Write out the records below word for word, please.

=======

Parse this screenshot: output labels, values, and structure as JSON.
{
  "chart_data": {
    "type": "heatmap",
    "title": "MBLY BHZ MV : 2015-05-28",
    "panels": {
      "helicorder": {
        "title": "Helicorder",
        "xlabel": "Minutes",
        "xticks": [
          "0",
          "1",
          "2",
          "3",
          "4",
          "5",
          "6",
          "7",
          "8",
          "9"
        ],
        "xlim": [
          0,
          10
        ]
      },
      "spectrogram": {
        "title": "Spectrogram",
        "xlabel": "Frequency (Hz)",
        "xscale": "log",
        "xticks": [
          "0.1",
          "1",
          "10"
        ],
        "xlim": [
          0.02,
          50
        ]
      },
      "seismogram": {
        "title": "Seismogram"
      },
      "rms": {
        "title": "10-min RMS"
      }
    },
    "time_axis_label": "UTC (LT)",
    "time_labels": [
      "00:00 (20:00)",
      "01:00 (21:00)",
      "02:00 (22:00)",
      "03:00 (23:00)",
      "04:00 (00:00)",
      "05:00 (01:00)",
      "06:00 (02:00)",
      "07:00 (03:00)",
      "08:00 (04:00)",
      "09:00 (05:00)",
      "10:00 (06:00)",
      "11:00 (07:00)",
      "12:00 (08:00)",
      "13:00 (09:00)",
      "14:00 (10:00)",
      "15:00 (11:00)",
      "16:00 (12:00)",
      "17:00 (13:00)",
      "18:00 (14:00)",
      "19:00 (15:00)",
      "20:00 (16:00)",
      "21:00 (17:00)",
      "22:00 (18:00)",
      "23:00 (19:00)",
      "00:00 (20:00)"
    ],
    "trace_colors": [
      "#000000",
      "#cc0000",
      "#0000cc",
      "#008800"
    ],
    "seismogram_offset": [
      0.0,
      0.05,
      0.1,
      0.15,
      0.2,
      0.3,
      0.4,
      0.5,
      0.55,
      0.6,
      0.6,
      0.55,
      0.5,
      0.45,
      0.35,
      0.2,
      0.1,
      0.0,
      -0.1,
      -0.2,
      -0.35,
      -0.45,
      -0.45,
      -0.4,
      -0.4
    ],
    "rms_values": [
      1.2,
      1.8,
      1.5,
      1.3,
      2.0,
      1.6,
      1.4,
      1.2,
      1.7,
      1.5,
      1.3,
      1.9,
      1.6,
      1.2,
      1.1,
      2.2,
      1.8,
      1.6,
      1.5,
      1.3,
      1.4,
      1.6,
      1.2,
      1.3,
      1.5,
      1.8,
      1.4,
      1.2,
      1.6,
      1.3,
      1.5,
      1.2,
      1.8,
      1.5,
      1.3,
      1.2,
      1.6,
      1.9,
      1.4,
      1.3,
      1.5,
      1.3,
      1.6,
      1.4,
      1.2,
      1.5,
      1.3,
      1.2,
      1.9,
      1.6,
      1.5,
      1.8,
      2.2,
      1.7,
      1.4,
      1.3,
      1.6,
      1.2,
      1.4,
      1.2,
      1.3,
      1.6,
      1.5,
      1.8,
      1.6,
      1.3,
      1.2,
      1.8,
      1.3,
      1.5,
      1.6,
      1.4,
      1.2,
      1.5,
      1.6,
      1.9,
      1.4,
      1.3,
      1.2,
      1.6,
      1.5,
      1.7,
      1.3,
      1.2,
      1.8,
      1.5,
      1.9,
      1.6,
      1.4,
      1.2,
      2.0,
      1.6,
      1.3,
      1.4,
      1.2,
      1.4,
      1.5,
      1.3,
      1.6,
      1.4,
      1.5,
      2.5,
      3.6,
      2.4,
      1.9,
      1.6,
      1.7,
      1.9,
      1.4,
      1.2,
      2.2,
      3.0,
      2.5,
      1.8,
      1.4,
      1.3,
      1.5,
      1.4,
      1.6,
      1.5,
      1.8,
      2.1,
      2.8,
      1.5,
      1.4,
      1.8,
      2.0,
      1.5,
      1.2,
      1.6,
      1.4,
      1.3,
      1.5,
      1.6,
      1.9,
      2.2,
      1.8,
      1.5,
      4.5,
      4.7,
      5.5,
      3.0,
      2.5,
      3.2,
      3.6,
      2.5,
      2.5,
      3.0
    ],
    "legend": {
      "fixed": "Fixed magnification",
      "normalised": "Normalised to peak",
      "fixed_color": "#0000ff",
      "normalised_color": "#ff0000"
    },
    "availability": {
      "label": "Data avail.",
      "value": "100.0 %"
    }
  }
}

=======

Expected output:
Parse this screenshot: output labels, values, and structure as JSON.
{
  "chart_data": {
    "type": "heatmap",
    "title": "MBLY BHZ MV : 2015-05-28",
    "panels": {
      "helicorder": {
        "title": "Helicorder",
        "xlabel": "Minutes",
        "xticks": [
          "0",
          "1",
          "2",
          "3",
          "4",
          "5",
          "6",
          "7",
          "8",
          "9"
        ],
        "xlim": [
          0,
          10
        ]
      },
      "spectrogram": {
        "title": "Spectrogram",
        "xlabel": "Frequency (Hz)",
        "xscale": "log",
        "xticks": [
          "0.1",
          "1",
          "10"
        ],
        "xlim": [
          0.02,
          50
        ]
      },
      "seismogram": {
        "title": "Seismogram"
      },
      "rms": {
        "title": "10-min RMS"
      }
    },
    "time_axis_label": "UTC (LT)",
    "time_labels": [
      "00:00 (20:00)",
      "01:00 (21:00)",
      "02:00 (22:00)",
      "03:00 (23:00)",
      "04:00 (00:00)",
      "05:00 (01:00)",
      "06:00 (02:00)",
      "07:00 (03:00)",
      "08:00 (04:00)",
      "09:00 (05:00)",
      "10:00 (06:00)",
      "11:00 (07:00)",
      "12:00 (08:00)",
      "13:00 (09:00)",
      "14:00 (10:00)",
      "15:00 (11:00)",
      "16:00 (12:00)",
      "17:00 (13:00)",
      "18:00 (14:00)",
      "19:00 (15:00)",
      "20:00 (16:00)",
      "21:00 (17:00)",
      "22:00 (18:00)",
      "23:00 (19:00)",
      "00:00 (20:00)"
    ],
    "trace_colors": [
      "#000000",
      "#cc0000",
      "#0000cc",
      "#008800"
    ],
    "seismogram_offset": [
      0.0,
      0.05,
      0.1,
      0.15,
      0.2,
      0.3,
      0.4,
      0.5,
      0.55,
      0.6,
      0.6,
      0.55,
      0.5,
      0.45,
      0.35,
      0.2,
      0.1,
      0.0,
      -0.1,
      -0.2,
      -0.35,
      -0.45,
      -0.45,
      -0.4,
      -0.4
    ],
    "rms_values": [
      1.2,
      1.8,
      1.5,
      1.3,
      2.0,
      1.6,
      1.4,
      1.2,
      1.7,
      1.5,
      1.3,
      1.9,
      1.6,
      1.2,
      1.1,
      2.2,
      1.8,
      1.6,
      1.5,
      1.3,
      1.4,
      1.6,
      1.2,
      1.3,
      1.5,
      1.8,
      1.4,
      1.2,
      1.6,
      1.3,
      1.5,
      1.2,
      1.8,
      1.5,
      1.3,
      1.2,
      1.6,
      1.9,
      1.4,
      1.3,
      1.5,
      1.3,
      1.6,
      1.4,
      1.2,
      1.5,
      1.3,
      1.2,
      1.9,
      1.6,
      1.5,
      1.8,
      2.2,
      1.7,
      1.4,
      1.3,
      1.6,
      1.2,
      1.4,
      1.2,
      1.3,
      1.6,
      1.5,
      1.8,
      1.6,
      1.3,
      1.2,
      1.8,
      1.3,
      1.5,
      1.6,
      1.4,
      1.2,
      1.5,
      1.6,
      1.9,
      1.4,
      1.3,
      1.2,
      1.6,
      1.5,
      1.7,
      1.3,
      1.2,
      1.8,
      1.5,
      1.9,
      1.6,
      1.4,
      1.2,
      2.0,
      1.6,
      1.3,
      1.4,
      1.2,
      1.4,
      1.5,
      1.3,
      1.6,
      1.4,
      1.5,
      2.5,
      3.6,
      2.4,
      1.9,
      1.6,
      1.7,
      1.9,
      1.4,
      1.2,
      2.2,
      3.0,
      2.5,
      1.8,
      1.4,
      1.3,
      1.5,
      1.4,
      1.6,
      1.5,
      1.8,
      2.1,
      2.8,
      1.5,
      1.4,
      1.8,
      2.0,
      1.5,
      1.2,
      1.6,
      1.4,
      1.3,
      1.5,
      1.6,
      1.9,
      2.2,
      1.8,
      1.5,
      4.5,
      4.7,
      5.5,
      3.0,
      2.5,
      3.2,
      3.6,
      2.5,
      2.5,
      3.0
    ],
    "legend": {
      "fixed": "Fixed magnification",
      "normalised": "Normalised to peak",
      "fixed_color": "#0000ff",
      "normalised_color": "#ff0000"
    },
    "availability": {
      "label": "Data avail.",
      "value": "100.0 %"
    }
  }
}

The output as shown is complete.